* Begin INFORMATION PROVIDED *
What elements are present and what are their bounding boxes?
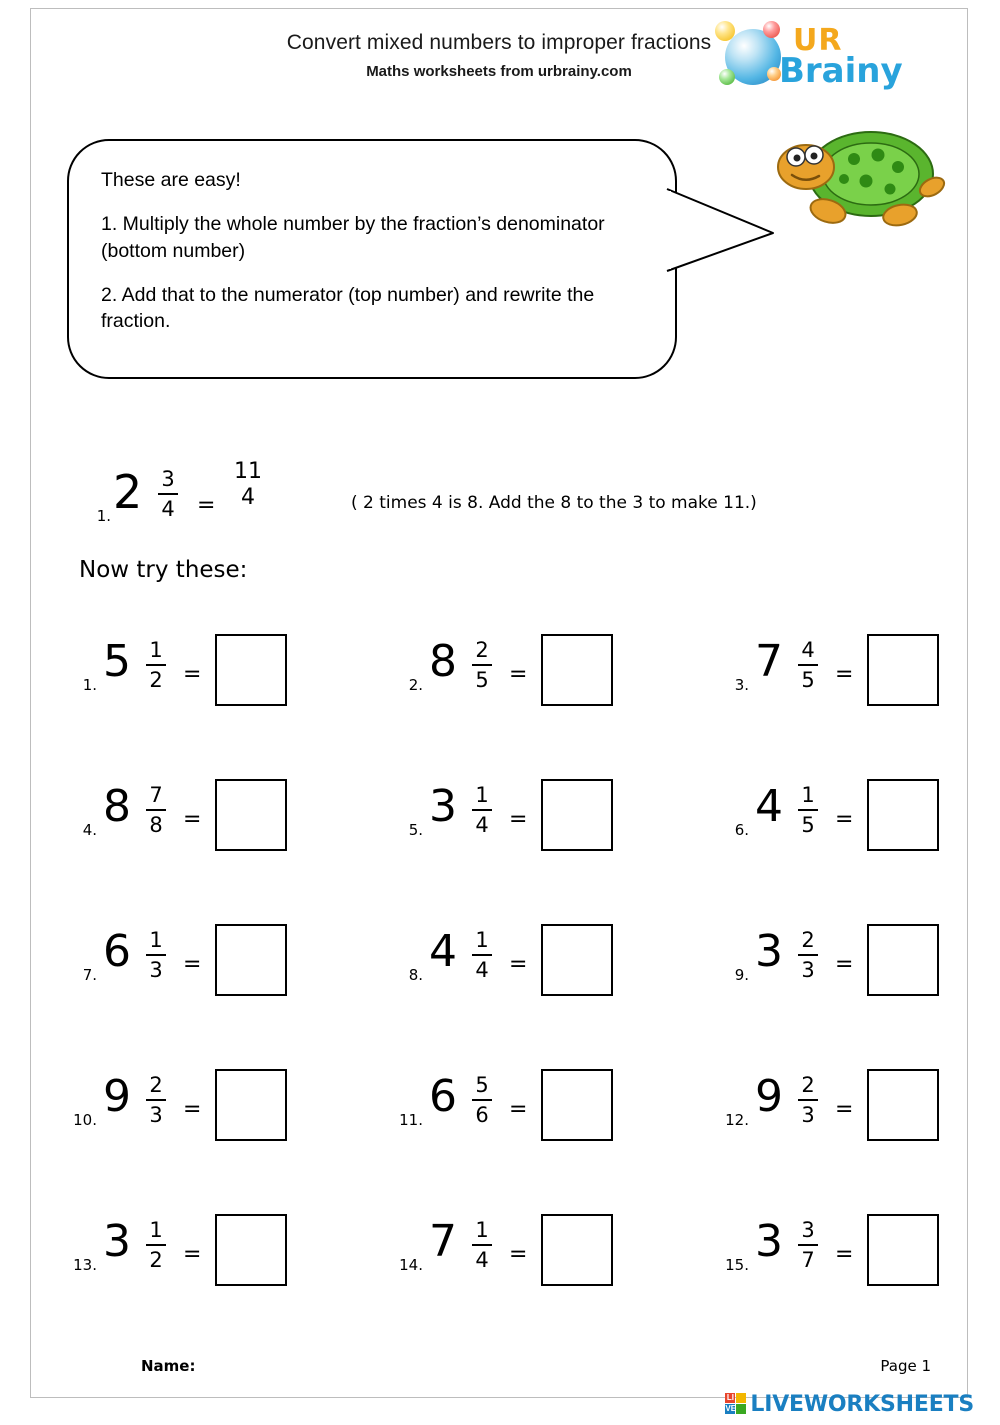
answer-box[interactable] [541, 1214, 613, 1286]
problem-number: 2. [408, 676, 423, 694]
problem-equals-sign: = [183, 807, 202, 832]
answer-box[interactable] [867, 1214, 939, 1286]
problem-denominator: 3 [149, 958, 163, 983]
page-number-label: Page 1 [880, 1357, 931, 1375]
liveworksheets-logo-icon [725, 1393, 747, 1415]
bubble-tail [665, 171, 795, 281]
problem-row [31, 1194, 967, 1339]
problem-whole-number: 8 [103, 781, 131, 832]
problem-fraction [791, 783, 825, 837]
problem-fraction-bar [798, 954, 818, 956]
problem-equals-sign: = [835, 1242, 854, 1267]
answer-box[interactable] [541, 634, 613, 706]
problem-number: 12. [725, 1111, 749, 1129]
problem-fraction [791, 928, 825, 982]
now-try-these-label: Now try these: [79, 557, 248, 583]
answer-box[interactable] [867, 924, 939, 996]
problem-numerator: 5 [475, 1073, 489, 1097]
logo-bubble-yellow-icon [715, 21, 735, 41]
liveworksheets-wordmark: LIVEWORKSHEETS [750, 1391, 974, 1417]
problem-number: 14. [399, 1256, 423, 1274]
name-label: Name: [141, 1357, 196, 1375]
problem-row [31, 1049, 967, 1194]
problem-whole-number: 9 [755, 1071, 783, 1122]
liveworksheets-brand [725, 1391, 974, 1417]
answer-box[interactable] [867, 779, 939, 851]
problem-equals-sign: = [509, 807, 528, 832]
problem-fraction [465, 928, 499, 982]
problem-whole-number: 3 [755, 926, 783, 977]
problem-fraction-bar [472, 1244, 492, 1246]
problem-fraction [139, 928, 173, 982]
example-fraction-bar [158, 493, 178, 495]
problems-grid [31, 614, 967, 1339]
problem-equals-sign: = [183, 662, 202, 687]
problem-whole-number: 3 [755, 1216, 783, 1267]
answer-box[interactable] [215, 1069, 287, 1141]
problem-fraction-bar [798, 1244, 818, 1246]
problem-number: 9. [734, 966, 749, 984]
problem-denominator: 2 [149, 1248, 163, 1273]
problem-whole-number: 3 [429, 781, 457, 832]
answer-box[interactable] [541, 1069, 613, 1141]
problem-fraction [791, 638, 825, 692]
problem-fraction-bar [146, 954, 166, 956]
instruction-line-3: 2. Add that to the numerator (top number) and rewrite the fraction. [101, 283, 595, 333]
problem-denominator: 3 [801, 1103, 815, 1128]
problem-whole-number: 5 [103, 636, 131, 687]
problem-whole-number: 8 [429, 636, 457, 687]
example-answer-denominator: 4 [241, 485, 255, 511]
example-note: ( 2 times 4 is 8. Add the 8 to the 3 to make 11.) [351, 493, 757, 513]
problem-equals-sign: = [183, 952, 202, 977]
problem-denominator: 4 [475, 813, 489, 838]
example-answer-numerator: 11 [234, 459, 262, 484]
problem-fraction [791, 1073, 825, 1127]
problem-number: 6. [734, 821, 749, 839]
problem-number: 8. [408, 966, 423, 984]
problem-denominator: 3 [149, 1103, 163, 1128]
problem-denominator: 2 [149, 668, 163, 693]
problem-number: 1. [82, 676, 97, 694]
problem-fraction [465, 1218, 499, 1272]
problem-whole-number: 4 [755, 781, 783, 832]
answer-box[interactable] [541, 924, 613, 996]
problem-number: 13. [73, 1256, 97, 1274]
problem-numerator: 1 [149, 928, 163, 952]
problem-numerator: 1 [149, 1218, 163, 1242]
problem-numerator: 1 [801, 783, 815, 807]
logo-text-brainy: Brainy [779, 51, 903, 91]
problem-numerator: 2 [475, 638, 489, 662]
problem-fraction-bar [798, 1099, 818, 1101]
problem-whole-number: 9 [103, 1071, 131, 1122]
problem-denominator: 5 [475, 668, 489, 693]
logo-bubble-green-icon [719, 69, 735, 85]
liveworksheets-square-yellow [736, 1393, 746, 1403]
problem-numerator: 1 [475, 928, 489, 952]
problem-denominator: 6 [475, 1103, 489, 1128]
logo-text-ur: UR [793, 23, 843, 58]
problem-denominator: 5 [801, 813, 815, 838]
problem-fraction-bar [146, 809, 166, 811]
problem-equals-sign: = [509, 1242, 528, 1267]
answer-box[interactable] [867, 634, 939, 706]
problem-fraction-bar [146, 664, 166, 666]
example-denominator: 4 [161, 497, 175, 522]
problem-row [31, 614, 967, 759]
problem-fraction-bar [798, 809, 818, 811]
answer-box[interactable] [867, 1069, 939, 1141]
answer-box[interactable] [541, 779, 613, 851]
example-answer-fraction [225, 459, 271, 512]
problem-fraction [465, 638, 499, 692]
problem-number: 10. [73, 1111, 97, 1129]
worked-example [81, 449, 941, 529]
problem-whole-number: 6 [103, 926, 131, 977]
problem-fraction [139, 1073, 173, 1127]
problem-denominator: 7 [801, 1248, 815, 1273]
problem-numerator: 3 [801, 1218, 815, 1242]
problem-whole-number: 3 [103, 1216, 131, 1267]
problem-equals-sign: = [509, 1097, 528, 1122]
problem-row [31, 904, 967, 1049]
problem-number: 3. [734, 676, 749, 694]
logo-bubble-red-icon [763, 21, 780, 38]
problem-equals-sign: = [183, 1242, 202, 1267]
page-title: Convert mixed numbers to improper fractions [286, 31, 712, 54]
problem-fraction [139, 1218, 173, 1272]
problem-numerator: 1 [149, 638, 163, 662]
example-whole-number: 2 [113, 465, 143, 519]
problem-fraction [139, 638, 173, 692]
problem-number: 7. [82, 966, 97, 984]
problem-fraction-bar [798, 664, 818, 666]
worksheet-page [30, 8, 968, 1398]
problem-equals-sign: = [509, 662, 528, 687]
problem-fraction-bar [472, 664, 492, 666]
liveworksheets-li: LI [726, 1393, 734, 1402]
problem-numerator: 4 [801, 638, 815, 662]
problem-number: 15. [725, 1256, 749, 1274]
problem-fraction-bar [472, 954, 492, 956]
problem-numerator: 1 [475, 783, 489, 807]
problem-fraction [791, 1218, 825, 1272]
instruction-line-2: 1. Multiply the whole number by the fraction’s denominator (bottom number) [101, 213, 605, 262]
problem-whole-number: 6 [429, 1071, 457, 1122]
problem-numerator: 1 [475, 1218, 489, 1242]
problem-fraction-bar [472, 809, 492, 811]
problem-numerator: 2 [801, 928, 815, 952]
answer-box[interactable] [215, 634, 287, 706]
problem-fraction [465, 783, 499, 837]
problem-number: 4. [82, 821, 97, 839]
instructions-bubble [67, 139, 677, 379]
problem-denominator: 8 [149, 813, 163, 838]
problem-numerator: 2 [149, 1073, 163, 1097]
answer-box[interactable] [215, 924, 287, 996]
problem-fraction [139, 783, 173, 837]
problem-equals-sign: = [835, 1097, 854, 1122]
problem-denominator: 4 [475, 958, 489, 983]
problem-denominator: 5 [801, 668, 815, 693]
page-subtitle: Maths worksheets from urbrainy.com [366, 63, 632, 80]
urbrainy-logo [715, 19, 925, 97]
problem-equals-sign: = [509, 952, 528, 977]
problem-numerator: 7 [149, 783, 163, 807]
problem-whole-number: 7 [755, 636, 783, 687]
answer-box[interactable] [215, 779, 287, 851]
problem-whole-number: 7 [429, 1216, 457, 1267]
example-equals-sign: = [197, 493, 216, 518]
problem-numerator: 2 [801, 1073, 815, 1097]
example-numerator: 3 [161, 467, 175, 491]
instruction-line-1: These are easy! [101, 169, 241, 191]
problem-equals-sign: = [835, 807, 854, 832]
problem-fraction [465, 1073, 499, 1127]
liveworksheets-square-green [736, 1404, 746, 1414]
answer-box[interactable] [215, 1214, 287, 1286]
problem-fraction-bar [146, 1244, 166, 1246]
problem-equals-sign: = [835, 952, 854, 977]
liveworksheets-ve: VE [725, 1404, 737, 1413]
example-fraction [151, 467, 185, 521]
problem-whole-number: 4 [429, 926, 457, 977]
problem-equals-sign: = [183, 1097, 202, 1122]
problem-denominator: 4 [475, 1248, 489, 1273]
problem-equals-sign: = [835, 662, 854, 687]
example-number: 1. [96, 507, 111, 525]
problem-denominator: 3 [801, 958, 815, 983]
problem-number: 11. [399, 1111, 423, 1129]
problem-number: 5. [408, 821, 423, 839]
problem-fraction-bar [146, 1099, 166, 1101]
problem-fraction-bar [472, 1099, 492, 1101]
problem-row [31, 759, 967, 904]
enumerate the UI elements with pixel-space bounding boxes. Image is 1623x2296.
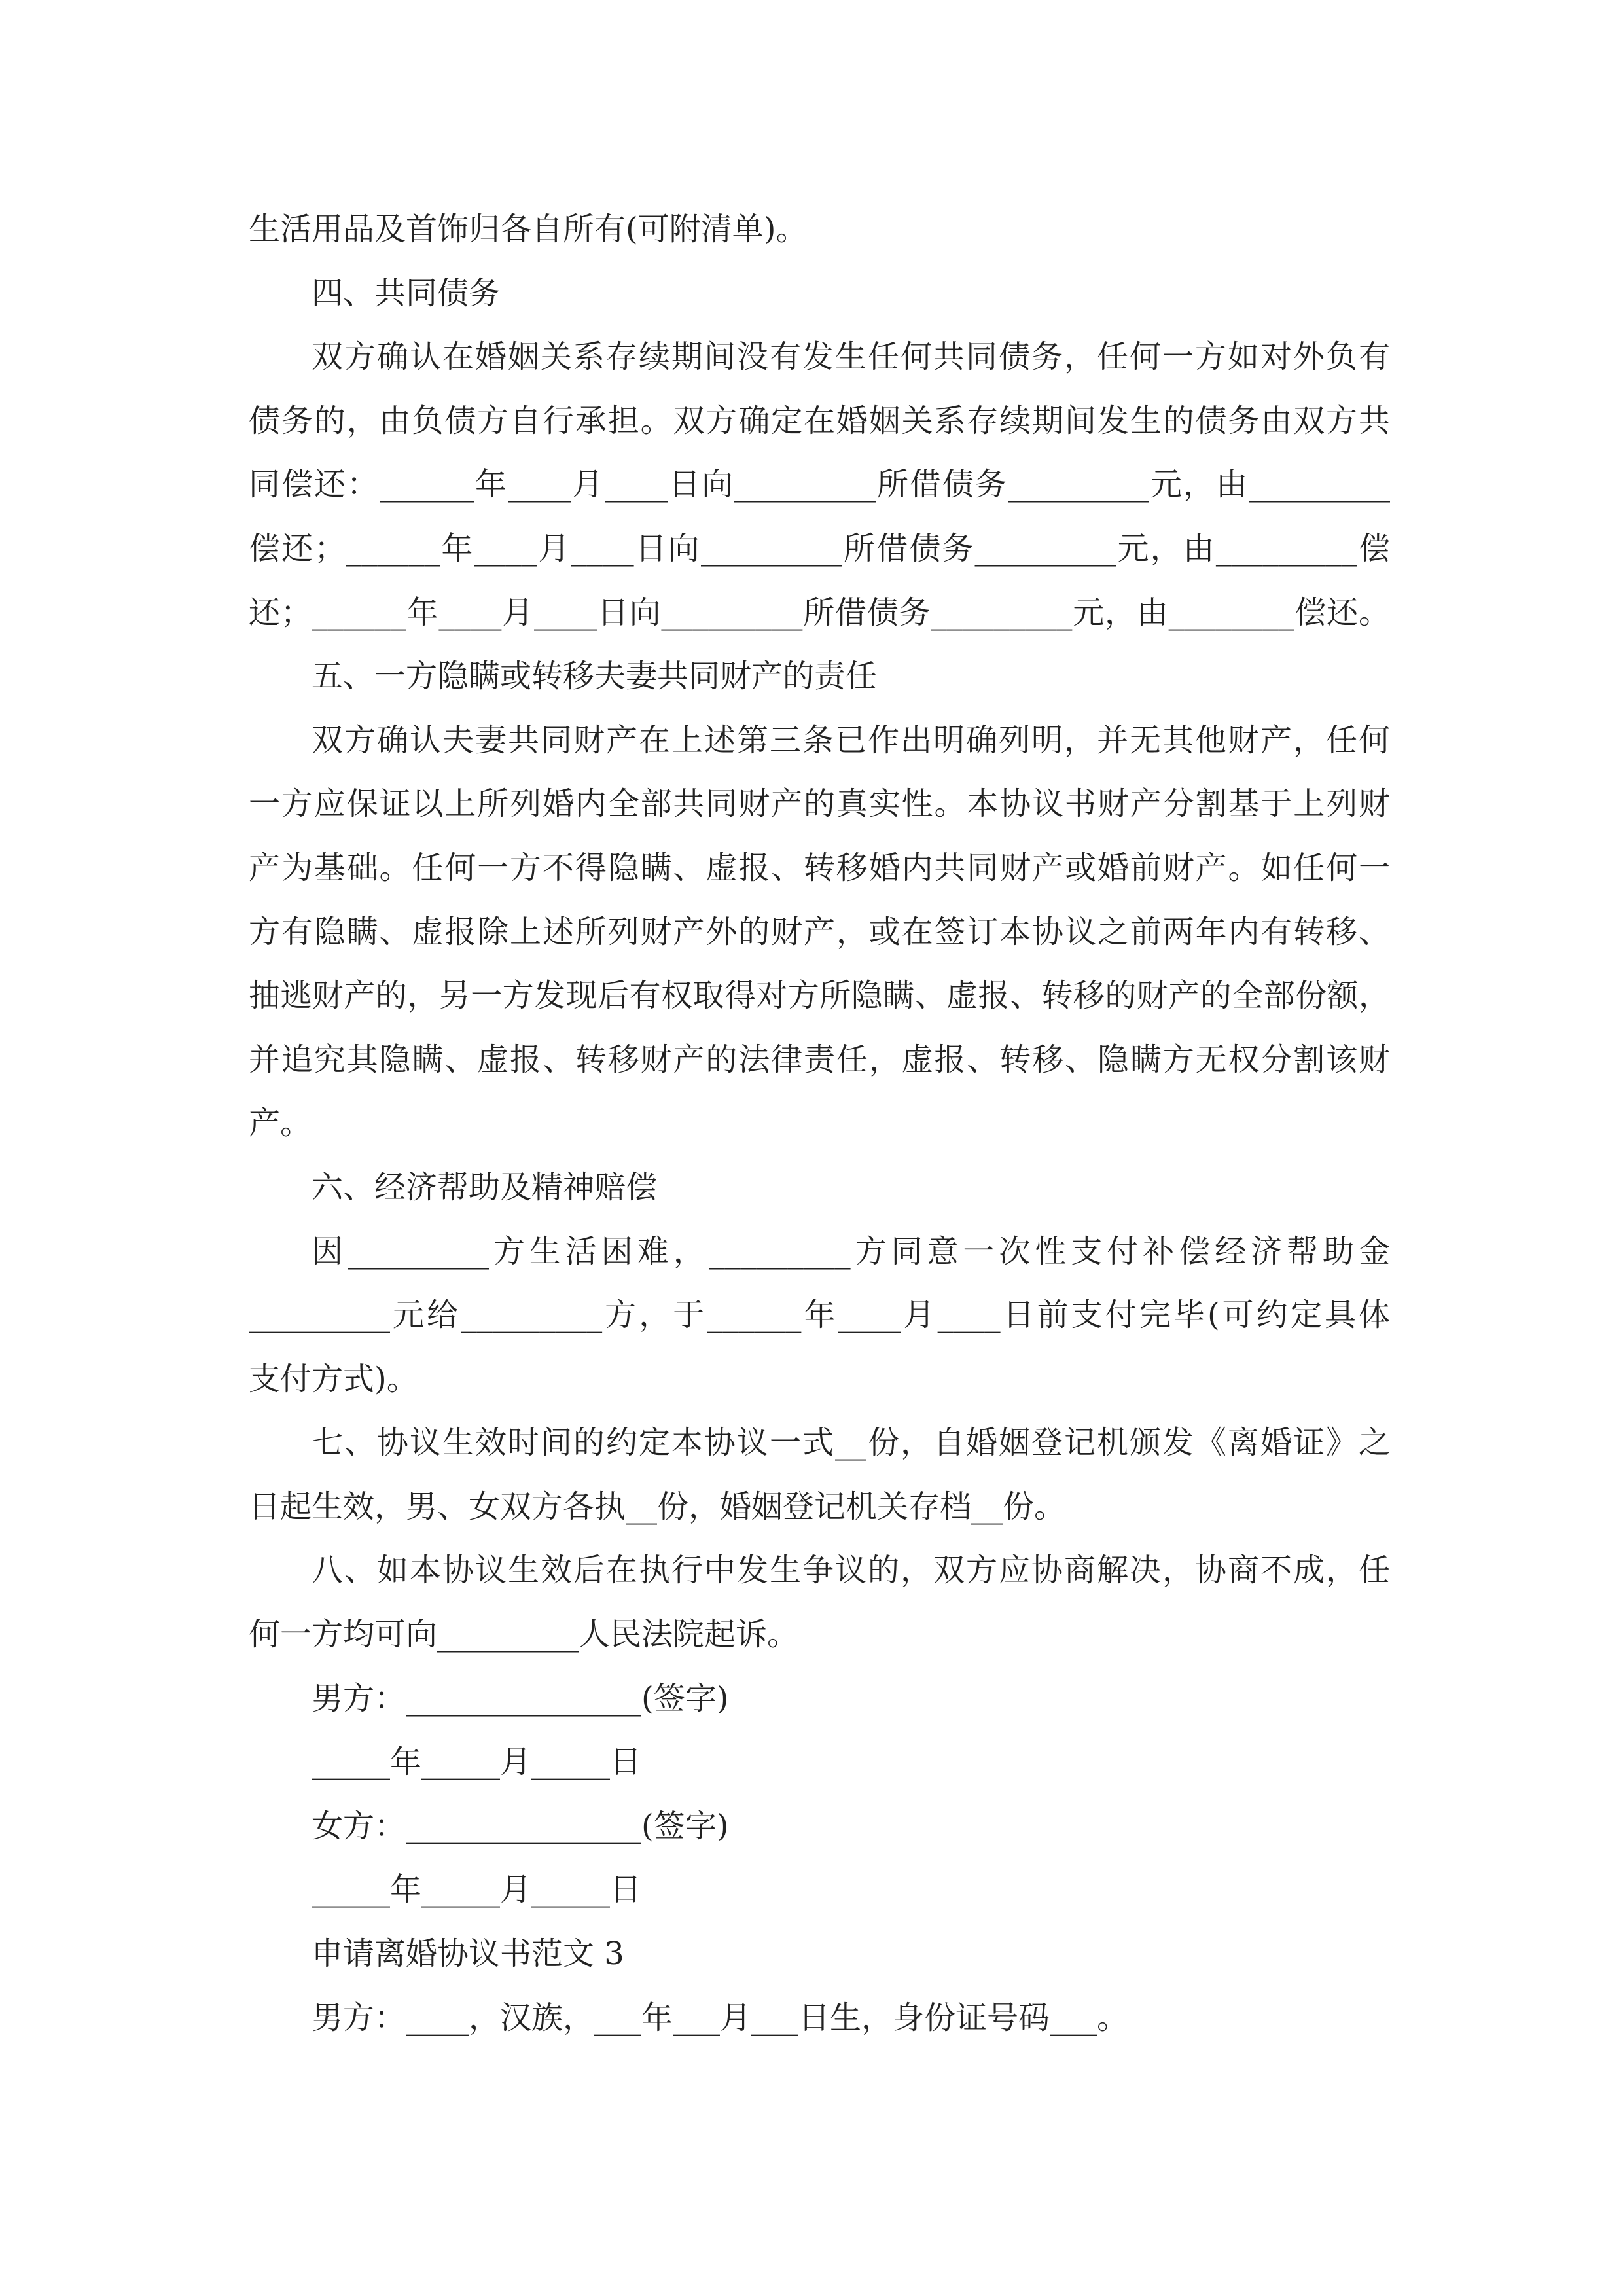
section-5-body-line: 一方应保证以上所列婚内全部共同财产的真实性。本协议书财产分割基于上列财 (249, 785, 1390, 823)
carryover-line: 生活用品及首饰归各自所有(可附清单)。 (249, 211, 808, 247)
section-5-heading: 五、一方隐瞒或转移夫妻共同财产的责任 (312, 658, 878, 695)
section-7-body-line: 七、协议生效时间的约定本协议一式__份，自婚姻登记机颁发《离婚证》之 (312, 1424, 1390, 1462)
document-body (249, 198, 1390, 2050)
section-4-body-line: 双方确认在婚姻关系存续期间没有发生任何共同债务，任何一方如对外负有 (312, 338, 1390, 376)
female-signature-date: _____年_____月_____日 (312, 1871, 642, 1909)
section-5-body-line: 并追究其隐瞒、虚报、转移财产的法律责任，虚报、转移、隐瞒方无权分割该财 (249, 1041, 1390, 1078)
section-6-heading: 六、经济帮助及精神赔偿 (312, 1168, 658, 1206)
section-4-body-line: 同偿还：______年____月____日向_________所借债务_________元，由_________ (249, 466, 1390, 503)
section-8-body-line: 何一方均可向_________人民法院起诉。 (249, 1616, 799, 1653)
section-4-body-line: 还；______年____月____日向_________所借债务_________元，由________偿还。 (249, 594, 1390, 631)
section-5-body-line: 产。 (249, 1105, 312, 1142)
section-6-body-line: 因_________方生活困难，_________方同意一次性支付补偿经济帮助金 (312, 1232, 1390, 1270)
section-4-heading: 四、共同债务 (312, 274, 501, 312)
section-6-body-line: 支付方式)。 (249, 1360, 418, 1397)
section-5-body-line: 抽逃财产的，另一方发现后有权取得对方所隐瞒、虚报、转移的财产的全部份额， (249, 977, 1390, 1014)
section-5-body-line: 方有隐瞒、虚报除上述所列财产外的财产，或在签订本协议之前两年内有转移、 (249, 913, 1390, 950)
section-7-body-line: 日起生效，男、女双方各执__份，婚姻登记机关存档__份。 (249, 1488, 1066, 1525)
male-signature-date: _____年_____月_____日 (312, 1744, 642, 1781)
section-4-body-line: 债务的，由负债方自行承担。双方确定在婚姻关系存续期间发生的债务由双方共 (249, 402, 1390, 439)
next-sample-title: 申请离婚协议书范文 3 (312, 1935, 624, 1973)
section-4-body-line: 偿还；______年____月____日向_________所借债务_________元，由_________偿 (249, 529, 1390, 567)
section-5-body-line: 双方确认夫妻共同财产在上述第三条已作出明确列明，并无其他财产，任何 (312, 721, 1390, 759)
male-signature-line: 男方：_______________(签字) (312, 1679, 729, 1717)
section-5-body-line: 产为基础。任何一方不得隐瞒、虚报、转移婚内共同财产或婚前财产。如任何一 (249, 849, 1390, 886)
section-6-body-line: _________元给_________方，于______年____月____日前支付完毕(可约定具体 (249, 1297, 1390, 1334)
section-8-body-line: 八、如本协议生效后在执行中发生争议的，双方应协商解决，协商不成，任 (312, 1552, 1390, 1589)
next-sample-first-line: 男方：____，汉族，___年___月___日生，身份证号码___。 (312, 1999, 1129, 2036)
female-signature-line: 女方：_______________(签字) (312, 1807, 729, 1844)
* End INFORMATION PROVIDED *
## SET EXERCISE
Rewrite everything in the data from the line containing "785, 1390, 823)" down to the line containing "document-body (249, 198, 1390, 2050)" as a numbered list, and leave out any blank lines.

## THE SOLUTION
1. section-5-body-line: 一方应保证以上所列婚内全部共同财产的真实性。本协议书财产分割基于上列财 (249, 785, 1390, 823)
2. carryover-line: 生活用品及首饰归各自所有(可附清单)。 (249, 211, 808, 247)
3. section-5-heading: 五、一方隐瞒或转移夫妻共同财产的责任 (312, 658, 878, 695)
4. section-7-body-line: 七、协议生效时间的约定本协议一式__份，自婚姻登记机颁发《离婚证》之 (312, 1424, 1390, 1462)
5. document-body (249, 198, 1390, 2050)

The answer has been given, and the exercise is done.